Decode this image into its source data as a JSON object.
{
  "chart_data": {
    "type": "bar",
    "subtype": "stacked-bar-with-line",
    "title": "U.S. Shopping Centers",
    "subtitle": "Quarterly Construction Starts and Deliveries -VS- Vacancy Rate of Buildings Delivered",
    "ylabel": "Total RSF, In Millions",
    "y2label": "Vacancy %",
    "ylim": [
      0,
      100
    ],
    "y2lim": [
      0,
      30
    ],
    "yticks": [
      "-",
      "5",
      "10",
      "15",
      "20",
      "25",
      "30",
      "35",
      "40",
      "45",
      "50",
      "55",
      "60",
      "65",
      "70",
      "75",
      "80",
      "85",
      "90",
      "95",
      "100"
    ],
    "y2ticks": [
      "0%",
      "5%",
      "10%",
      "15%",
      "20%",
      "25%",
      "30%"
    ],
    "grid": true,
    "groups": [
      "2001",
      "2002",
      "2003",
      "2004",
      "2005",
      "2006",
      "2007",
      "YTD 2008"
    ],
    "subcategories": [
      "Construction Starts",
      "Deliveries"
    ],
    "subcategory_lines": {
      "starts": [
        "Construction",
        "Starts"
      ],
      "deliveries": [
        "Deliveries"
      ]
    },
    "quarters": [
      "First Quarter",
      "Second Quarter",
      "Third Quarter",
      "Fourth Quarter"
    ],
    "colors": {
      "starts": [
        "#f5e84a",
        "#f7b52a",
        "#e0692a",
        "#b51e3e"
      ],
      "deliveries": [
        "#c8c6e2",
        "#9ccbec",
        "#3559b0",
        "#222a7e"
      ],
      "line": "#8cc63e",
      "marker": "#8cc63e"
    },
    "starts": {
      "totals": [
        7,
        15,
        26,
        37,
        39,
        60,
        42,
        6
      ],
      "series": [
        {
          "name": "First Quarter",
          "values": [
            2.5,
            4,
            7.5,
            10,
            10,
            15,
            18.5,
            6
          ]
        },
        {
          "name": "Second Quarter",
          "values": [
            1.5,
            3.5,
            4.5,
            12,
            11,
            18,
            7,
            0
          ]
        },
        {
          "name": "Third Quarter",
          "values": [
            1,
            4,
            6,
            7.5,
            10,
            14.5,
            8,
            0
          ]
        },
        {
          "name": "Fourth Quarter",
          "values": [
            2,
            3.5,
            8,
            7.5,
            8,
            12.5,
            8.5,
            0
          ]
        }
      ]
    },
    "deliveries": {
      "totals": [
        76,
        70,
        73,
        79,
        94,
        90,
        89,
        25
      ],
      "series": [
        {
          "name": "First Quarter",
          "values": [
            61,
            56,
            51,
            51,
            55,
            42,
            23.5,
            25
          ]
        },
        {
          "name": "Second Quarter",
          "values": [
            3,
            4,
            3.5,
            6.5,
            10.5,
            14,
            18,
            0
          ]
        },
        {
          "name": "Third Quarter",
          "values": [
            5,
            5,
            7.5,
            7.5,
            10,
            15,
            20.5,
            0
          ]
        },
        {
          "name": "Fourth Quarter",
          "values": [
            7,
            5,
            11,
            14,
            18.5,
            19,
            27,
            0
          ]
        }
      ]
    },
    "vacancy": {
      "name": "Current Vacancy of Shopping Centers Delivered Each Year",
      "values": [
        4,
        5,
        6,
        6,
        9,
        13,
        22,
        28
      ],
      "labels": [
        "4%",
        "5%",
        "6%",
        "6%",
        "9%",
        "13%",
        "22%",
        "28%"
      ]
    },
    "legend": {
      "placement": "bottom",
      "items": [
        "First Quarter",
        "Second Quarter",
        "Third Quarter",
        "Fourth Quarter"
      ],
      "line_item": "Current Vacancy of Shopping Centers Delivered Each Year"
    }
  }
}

__________________________________________________

> YOUR TASK:
Each line that holds the word "Current" is to be copied.

> CORRECT ANSWER:
      "name": "Current Vacancy of Shopping Centers Delivered Each Year",
      "line_item": "Current Vacancy of Shopping Centers Delivered Each Year"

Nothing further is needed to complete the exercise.